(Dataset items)
▼

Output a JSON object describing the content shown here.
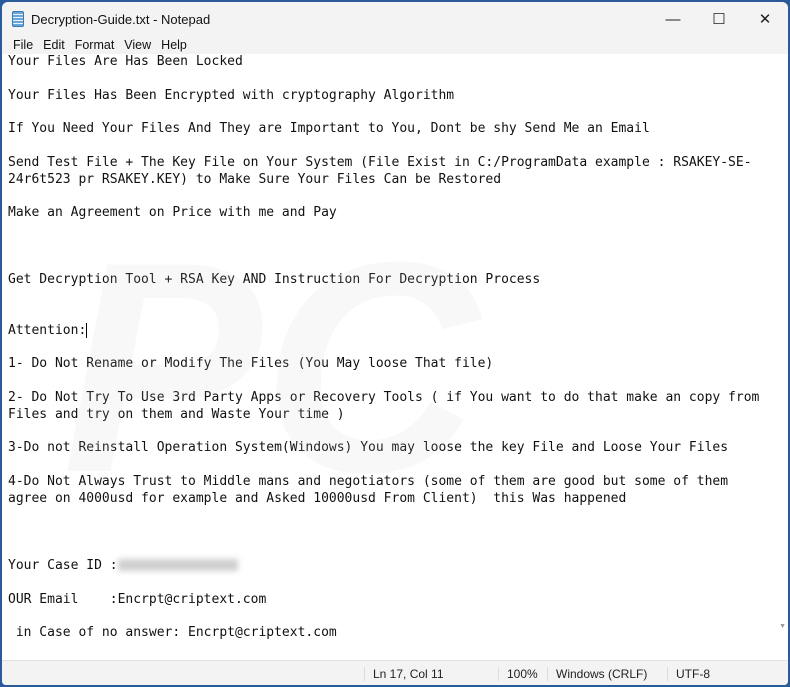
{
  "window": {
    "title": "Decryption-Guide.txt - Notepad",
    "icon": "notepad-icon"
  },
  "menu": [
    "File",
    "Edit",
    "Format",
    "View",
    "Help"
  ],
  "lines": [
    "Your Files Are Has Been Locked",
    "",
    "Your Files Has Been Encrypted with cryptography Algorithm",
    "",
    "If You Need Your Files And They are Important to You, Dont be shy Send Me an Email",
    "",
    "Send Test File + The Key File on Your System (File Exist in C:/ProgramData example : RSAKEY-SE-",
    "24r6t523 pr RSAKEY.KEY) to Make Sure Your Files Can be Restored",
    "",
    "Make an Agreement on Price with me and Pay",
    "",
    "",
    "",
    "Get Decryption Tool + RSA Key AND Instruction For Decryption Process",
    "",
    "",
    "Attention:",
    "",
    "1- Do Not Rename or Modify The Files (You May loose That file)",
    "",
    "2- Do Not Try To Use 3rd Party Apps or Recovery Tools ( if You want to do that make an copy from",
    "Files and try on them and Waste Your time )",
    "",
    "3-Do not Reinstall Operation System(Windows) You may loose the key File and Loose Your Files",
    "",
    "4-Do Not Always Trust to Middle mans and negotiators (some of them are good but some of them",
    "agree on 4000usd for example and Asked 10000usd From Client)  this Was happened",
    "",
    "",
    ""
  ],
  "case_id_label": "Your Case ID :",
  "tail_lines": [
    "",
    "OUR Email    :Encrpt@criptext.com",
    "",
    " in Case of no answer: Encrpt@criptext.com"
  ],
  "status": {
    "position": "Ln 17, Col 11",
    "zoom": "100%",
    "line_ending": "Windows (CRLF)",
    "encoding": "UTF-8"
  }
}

▲
▼

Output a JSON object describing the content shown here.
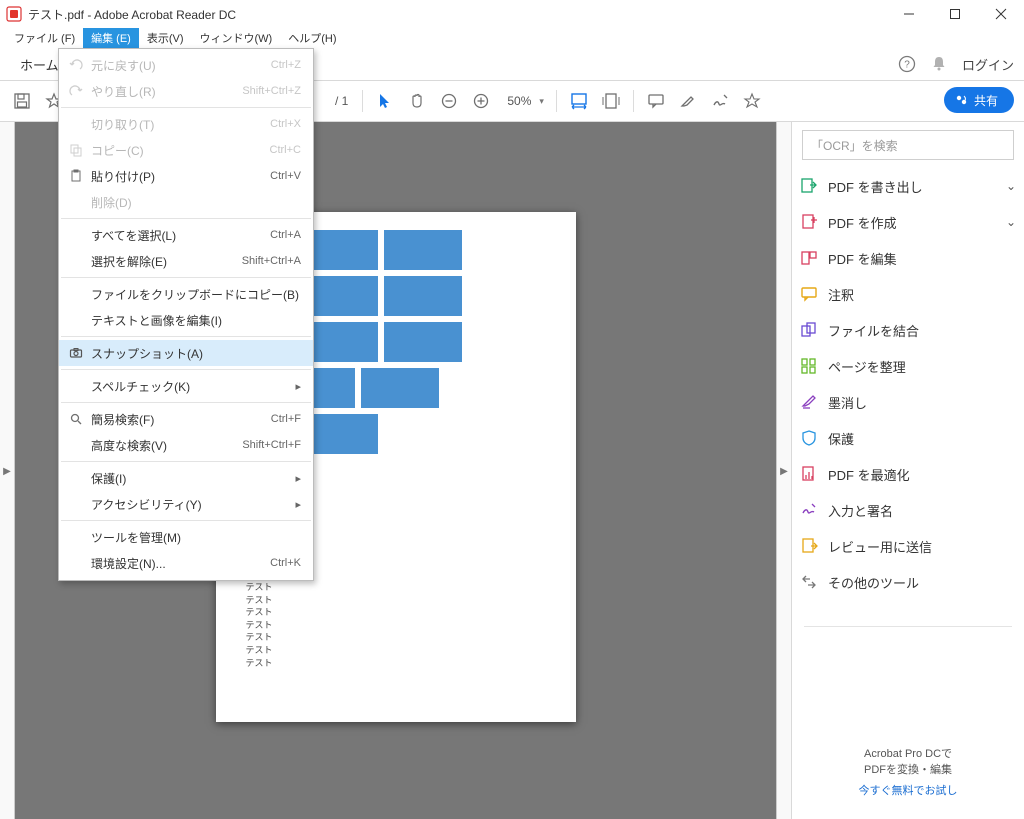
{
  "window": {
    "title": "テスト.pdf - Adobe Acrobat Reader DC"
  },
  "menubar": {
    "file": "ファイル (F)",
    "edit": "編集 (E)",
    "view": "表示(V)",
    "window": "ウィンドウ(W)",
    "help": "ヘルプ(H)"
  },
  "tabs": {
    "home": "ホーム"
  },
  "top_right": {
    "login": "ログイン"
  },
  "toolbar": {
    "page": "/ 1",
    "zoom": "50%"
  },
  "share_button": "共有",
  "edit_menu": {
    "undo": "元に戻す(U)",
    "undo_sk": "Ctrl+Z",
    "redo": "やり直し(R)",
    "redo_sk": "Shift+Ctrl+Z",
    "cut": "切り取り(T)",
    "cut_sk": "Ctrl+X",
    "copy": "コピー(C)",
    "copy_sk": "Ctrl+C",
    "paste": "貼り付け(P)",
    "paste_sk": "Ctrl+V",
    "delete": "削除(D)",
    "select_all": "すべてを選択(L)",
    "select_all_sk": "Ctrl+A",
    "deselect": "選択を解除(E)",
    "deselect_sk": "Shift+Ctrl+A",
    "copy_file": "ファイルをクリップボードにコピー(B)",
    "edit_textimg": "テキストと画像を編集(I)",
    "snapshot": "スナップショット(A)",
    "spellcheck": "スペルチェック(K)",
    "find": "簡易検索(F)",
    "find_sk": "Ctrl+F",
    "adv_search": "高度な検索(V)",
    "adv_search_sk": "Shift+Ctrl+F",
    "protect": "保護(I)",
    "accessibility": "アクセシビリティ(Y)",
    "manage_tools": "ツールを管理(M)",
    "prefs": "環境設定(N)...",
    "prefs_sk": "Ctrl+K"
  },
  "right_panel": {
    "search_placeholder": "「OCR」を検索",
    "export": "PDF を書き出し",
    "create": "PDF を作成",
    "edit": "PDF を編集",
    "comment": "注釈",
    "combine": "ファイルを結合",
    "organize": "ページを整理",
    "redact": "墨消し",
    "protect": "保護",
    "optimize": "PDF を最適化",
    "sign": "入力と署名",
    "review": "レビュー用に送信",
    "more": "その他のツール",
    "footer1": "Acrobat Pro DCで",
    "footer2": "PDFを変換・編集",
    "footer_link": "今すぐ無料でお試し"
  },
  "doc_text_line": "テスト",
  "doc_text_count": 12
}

▲

- [EXERCISE REQUIREMENTS] Only lines with "RSAKEY" are wanted here; list each of them.

- [TASK OUTPUT]
    "Send Test File + The Key File on Your System (File Exist in C:/ProgramData example : RSAKEY-SE-",
    "24r6t523 pr RSAKEY.KEY) to Make Sure Your Files Can be Restored",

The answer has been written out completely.